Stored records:
/---
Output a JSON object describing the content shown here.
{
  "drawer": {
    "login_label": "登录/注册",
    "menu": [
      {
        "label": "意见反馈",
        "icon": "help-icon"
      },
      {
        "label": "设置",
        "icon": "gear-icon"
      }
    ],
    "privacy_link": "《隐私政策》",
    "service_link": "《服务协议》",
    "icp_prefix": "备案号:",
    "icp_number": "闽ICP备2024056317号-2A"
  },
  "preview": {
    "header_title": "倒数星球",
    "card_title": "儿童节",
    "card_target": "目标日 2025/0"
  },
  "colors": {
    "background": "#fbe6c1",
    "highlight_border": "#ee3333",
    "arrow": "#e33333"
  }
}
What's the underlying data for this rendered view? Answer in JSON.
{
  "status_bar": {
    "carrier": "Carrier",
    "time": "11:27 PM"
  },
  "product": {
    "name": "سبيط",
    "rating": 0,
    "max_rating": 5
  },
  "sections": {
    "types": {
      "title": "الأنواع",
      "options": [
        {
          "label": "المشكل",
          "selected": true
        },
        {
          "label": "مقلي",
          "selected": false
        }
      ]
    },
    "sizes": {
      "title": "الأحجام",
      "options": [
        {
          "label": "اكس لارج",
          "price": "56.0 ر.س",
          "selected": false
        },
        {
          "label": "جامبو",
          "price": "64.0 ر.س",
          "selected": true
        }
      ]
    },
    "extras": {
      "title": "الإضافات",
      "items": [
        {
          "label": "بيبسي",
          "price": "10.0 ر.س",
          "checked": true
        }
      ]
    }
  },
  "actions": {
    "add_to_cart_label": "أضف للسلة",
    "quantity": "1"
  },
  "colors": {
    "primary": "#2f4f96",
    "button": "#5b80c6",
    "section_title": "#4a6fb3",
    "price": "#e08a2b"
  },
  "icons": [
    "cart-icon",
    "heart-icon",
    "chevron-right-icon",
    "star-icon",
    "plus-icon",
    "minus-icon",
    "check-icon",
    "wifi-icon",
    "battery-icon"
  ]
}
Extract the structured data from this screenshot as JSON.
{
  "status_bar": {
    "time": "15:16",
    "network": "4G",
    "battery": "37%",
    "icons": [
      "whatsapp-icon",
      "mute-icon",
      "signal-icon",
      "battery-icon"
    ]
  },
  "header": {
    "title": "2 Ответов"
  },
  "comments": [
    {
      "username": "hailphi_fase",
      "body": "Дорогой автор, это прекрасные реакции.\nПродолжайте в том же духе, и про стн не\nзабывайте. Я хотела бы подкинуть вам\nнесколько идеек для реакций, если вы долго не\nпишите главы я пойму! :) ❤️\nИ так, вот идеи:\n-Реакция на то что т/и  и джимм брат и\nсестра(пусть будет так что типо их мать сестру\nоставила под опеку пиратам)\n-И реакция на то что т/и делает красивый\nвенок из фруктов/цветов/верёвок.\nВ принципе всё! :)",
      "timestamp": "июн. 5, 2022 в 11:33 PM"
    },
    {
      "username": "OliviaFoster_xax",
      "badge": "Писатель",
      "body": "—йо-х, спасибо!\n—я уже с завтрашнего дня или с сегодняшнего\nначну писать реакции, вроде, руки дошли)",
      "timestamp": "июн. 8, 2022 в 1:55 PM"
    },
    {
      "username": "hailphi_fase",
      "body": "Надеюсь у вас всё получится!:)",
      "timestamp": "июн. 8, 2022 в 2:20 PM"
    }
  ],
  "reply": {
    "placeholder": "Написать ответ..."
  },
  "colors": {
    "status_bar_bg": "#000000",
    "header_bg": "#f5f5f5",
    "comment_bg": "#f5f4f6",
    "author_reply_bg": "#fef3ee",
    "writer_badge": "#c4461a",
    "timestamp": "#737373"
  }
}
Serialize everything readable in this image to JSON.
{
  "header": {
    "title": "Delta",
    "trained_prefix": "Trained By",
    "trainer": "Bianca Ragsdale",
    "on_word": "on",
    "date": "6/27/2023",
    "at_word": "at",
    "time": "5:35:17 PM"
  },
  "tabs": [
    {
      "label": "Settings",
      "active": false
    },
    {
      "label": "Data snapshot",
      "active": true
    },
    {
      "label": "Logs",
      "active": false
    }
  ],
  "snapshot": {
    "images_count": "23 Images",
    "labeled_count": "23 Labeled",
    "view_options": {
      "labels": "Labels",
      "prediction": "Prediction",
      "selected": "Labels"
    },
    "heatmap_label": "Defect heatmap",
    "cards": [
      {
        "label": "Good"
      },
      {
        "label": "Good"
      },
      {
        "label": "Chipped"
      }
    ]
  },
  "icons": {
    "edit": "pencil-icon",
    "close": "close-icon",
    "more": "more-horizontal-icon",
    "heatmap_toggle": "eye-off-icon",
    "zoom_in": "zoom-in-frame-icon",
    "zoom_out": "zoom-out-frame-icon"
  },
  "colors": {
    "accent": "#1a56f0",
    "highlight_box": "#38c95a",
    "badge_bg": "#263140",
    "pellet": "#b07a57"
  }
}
\---
• **INSTRUCTIONS FOR THE TASK**:
Repeat the data in its entirety, character for character.

• **ANSWER TO THIS PROBLEM**:
Output a JSON object describing the content shown here.
{
  "drawer": {
    "login_label": "登录/注册",
    "menu": [
      {
        "label": "意见反馈",
        "icon": "help-icon"
      },
      {
        "label": "设置",
        "icon": "gear-icon"
      }
    ],
    "privacy_link": "《隐私政策》",
    "service_link": "《服务协议》",
    "icp_prefix": "备案号:",
    "icp_number": "闽ICP备2024056317号-2A"
  },
  "preview": {
    "header_title": "倒数星球",
    "card_title": "儿童节",
    "card_target": "目标日 2025/0"
  },
  "colors": {
    "background": "#fbe6c1",
    "highlight_border": "#ee3333",
    "arrow": "#e33333"
  }
}
What's the underlying data for this rendered view? Answer in JSON.
{
  "status_bar": {
    "carrier": "Carrier",
    "time": "11:27 PM"
  },
  "product": {
    "name": "سبيط",
    "rating": 0,
    "max_rating": 5
  },
  "sections": {
    "types": {
      "title": "الأنواع",
      "options": [
        {
          "label": "المشكل",
          "selected": true
        },
        {
          "label": "مقلي",
          "selected": false
        }
      ]
    },
    "sizes": {
      "title": "الأحجام",
      "options": [
        {
          "label": "اكس لارج",
          "price": "56.0 ر.س",
          "selected": false
        },
        {
          "label": "جامبو",
          "price": "64.0 ر.س",
          "selected": true
        }
      ]
    },
    "extras": {
      "title": "الإضافات",
      "items": [
        {
          "label": "بيبسي",
          "price": "10.0 ر.س",
          "checked": true
        }
      ]
    }
  },
  "actions": {
    "add_to_cart_label": "أضف للسلة",
    "quantity": "1"
  },
  "colors": {
    "primary": "#2f4f96",
    "button": "#5b80c6",
    "section_title": "#4a6fb3",
    "price": "#e08a2b"
  },
  "icons": [
    "cart-icon",
    "heart-icon",
    "chevron-right-icon",
    "star-icon",
    "plus-icon",
    "minus-icon",
    "check-icon",
    "wifi-icon",
    "battery-icon"
  ]
}
Extract the structured data from this screenshot as JSON.
{
  "status_bar": {
    "time": "15:16",
    "network": "4G",
    "battery": "37%",
    "icons": [
      "whatsapp-icon",
      "mute-icon",
      "signal-icon",
      "battery-icon"
    ]
  },
  "header": {
    "title": "2 Ответов"
  },
  "comments": [
    {
      "username": "hailphi_fase",
      "body": "Дорогой автор, это прекрасные реакции.\nПродолжайте в том же духе, и про стн не\nзабывайте. Я хотела бы подкинуть вам\nнесколько идеек для реакций, если вы долго не\nпишите главы я пойму! :) ❤️\nИ так, вот идеи:\n-Реакция на то что т/и  и джимм брат и\nсестра(пусть будет так что типо их мать сестру\nоставила под опеку пиратам)\n-И реакция на то что т/и делает красивый\nвенок из фруктов/цветов/верёвок.\nВ принципе всё! :)",
      "timestamp": "июн. 5, 2022 в 11:33 PM"
    },
    {
      "username": "OliviaFoster_xax",
      "badge": "Писатель",
      "body": "—йо-х, спасибо!\n—я уже с завтрашнего дня или с сегодняшнего\nначну писать реакции, вроде, руки дошли)",
      "timestamp": "июн. 8, 2022 в 1:55 PM"
    },
    {
      "username": "hailphi_fase",
      "body": "Надеюсь у вас всё получится!:)",
      "timestamp": "июн. 8, 2022 в 2:20 PM"
    }
  ],
  "reply": {
    "placeholder": "Написать ответ..."
  },
  "colors": {
    "status_bar_bg": "#000000",
    "header_bg": "#f5f5f5",
    "comment_bg": "#f5f4f6",
    "author_reply_bg": "#fef3ee",
    "writer_badge": "#c4461a",
    "timestamp": "#737373"
  }
}
Serialize everything readable in this image to JSON.
{
  "header": {
    "title": "Delta",
    "trained_prefix": "Trained By",
    "trainer": "Bianca Ragsdale",
    "on_word": "on",
    "date": "6/27/2023",
    "at_word": "at",
    "time": "5:35:17 PM"
  },
  "tabs": [
    {
      "label": "Settings",
      "active": false
    },
    {
      "label": "Data snapshot",
      "active": true
    },
    {
      "label": "Logs",
      "active": false
    }
  ],
  "snapshot": {
    "images_count": "23 Images",
    "labeled_count": "23 Labeled",
    "view_options": {
      "labels": "Labels",
      "prediction": "Prediction",
      "selected": "Labels"
    },
    "heatmap_label": "Defect heatmap",
    "cards": [
      {
        "label": "Good"
      },
      {
        "label": "Good"
      },
      {
        "label": "Chipped"
      }
    ]
  },
  "icons": {
    "edit": "pencil-icon",
    "close": "close-icon",
    "more": "more-horizontal-icon",
    "heatmap_toggle": "eye-off-icon",
    "zoom_in": "zoom-in-frame-icon",
    "zoom_out": "zoom-out-frame-icon"
  },
  "colors": {
    "accent": "#1a56f0",
    "highlight_box": "#38c95a",
    "badge_bg": "#263140",
    "pellet": "#b07a57"
  }
}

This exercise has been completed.